Data extracted from a collection =
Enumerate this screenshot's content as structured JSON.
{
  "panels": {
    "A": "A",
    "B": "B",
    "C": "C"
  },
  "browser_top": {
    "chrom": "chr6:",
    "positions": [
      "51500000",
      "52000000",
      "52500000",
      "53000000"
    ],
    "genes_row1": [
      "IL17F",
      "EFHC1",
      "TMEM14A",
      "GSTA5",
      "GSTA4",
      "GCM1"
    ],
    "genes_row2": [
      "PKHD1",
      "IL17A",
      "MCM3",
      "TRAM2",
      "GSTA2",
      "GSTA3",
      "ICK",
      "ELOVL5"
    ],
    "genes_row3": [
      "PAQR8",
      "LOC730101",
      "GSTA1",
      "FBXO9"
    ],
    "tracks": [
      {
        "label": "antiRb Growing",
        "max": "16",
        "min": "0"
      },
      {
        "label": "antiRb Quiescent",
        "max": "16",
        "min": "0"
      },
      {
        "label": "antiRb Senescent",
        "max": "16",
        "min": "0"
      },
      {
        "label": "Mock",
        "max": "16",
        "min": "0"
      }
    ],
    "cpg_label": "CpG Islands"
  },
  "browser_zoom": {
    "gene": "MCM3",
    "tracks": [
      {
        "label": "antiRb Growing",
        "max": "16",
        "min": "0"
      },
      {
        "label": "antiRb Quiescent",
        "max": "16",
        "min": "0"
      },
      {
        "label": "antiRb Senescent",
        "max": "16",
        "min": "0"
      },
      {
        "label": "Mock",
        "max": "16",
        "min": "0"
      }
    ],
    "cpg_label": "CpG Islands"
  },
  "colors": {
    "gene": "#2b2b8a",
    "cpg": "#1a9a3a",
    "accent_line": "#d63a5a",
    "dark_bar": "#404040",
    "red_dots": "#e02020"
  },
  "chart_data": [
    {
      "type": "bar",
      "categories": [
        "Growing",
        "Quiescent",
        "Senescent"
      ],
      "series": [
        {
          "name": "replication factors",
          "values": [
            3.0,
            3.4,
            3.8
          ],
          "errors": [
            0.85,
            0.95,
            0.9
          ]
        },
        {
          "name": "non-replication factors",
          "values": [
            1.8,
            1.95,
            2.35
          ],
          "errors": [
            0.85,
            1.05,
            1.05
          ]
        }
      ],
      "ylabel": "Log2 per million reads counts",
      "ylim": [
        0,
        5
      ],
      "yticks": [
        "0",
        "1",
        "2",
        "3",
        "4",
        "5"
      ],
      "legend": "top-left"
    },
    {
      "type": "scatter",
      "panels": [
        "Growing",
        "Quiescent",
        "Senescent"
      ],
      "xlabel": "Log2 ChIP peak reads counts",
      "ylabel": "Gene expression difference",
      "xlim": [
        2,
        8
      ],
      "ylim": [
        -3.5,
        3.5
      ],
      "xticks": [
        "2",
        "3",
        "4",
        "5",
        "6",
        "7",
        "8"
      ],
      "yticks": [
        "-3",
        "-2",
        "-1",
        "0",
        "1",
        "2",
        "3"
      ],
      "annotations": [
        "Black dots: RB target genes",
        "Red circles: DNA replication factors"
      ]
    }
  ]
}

What needs to be done =
Each line of the entries above that contains "replication" is to be copied.

Exercise solution =
          "name": "replication factors",
          "name": "non-replication factors",
        "Red circles: DNA replication factors"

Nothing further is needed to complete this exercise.